%%
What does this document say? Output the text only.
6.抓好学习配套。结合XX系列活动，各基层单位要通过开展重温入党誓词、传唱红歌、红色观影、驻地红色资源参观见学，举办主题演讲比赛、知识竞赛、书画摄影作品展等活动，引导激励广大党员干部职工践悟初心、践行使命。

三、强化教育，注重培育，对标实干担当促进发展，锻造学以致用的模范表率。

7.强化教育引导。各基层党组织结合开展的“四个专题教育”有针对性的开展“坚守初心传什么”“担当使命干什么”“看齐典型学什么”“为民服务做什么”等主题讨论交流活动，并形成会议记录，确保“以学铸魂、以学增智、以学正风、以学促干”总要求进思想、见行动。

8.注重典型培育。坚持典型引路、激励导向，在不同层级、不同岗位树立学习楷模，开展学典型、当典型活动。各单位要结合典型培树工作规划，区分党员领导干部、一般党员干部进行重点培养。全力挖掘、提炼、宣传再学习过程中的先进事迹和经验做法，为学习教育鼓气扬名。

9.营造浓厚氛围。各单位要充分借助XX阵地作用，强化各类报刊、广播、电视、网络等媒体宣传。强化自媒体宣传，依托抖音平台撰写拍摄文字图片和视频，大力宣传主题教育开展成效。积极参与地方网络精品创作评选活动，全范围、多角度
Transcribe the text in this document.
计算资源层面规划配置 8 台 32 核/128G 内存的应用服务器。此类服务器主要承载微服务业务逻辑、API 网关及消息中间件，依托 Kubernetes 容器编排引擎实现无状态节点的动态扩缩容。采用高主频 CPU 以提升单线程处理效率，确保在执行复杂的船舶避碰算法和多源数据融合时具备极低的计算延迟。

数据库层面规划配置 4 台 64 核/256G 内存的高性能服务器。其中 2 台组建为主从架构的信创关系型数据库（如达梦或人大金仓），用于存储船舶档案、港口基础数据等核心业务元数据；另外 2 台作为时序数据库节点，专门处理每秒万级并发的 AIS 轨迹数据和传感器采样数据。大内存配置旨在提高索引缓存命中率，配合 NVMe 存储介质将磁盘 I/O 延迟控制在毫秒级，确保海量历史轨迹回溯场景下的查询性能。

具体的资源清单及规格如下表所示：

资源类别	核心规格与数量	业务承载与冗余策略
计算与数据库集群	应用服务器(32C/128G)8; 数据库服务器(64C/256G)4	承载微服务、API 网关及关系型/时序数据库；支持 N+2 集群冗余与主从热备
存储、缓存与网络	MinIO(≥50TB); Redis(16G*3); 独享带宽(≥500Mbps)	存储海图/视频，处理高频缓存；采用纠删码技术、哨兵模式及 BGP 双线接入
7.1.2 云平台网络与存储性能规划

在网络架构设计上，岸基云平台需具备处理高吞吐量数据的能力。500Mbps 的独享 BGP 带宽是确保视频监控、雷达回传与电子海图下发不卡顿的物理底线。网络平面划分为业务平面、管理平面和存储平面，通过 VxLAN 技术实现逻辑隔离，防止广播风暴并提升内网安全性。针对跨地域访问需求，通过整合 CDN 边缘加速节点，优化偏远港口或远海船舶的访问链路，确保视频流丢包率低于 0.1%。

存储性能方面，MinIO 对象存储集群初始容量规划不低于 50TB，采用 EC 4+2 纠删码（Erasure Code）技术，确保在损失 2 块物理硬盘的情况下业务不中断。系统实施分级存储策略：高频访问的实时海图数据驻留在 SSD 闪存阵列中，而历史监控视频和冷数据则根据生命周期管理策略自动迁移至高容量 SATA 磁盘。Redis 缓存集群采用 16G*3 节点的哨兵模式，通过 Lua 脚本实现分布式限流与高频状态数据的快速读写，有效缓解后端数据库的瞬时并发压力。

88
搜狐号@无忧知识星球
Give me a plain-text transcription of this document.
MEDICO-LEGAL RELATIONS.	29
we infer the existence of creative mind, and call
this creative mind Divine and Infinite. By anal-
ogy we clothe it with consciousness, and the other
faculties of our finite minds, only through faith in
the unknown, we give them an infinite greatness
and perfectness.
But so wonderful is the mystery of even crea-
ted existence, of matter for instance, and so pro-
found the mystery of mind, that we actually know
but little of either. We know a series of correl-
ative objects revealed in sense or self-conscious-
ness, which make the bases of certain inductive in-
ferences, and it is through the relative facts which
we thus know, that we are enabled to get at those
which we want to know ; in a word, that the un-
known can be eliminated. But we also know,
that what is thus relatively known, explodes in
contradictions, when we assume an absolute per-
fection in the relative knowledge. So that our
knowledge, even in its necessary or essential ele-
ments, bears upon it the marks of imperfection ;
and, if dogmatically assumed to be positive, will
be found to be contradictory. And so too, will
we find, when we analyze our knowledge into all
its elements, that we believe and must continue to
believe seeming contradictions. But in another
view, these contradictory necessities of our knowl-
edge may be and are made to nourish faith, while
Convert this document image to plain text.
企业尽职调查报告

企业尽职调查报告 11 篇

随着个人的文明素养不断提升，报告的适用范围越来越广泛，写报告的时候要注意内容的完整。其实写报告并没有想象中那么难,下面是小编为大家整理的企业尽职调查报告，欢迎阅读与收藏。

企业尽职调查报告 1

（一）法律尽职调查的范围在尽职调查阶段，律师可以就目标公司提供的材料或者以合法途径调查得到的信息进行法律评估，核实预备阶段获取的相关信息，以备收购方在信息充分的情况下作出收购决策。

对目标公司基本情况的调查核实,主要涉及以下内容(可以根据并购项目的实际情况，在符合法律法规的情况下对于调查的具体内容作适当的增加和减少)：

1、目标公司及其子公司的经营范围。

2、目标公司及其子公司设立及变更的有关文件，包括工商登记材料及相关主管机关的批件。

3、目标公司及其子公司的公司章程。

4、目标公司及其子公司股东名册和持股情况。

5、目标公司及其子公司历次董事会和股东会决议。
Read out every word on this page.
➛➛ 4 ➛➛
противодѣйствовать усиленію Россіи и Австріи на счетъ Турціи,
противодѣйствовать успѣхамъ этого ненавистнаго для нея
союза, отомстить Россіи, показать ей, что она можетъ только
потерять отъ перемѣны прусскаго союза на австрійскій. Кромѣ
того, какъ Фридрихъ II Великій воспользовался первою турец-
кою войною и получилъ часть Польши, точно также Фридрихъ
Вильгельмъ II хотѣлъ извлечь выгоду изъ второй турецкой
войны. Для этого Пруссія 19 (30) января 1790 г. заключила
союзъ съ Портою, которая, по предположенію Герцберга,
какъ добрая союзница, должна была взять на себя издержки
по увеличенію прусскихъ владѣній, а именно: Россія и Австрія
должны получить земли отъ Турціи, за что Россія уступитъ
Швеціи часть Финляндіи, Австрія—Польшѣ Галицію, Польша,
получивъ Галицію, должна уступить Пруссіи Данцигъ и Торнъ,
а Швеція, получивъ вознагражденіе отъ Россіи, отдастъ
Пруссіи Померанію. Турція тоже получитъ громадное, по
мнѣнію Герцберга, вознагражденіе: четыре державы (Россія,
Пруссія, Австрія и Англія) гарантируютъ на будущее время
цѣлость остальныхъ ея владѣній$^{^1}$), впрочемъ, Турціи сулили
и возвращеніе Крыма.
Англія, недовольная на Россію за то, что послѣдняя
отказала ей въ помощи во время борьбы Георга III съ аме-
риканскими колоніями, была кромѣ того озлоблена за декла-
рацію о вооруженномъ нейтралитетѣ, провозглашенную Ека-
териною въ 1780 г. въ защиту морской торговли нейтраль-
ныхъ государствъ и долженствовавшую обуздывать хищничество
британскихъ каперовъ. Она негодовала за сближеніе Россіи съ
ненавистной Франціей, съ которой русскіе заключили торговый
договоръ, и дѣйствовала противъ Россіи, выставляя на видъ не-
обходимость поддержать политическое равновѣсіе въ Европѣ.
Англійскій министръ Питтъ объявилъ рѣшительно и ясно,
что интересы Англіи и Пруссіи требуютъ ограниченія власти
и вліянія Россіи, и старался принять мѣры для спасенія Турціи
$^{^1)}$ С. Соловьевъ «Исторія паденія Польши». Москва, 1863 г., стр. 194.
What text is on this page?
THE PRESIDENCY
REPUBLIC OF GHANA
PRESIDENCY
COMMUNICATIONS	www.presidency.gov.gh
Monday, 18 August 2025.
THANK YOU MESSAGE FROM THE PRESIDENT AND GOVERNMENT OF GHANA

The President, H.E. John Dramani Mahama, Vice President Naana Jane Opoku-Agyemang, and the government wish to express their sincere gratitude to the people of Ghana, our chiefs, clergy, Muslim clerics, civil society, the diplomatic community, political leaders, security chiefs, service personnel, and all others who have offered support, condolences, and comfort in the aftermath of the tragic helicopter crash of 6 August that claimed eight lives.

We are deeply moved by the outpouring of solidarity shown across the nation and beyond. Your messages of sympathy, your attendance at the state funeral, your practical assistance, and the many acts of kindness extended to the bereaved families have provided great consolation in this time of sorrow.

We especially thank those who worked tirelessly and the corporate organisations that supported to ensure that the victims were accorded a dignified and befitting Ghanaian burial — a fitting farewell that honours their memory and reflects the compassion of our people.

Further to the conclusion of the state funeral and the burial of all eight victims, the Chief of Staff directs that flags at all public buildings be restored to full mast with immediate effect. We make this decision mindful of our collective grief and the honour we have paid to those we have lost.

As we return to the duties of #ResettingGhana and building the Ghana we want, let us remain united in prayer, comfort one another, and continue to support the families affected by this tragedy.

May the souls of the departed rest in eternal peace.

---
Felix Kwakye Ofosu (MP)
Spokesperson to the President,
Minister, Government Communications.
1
%%
» Task: Where a line in the entries holds the word "plain", copy that line.

» Task answer:
Give me a plain-text transcription of this document.
Convert this document image to plain text.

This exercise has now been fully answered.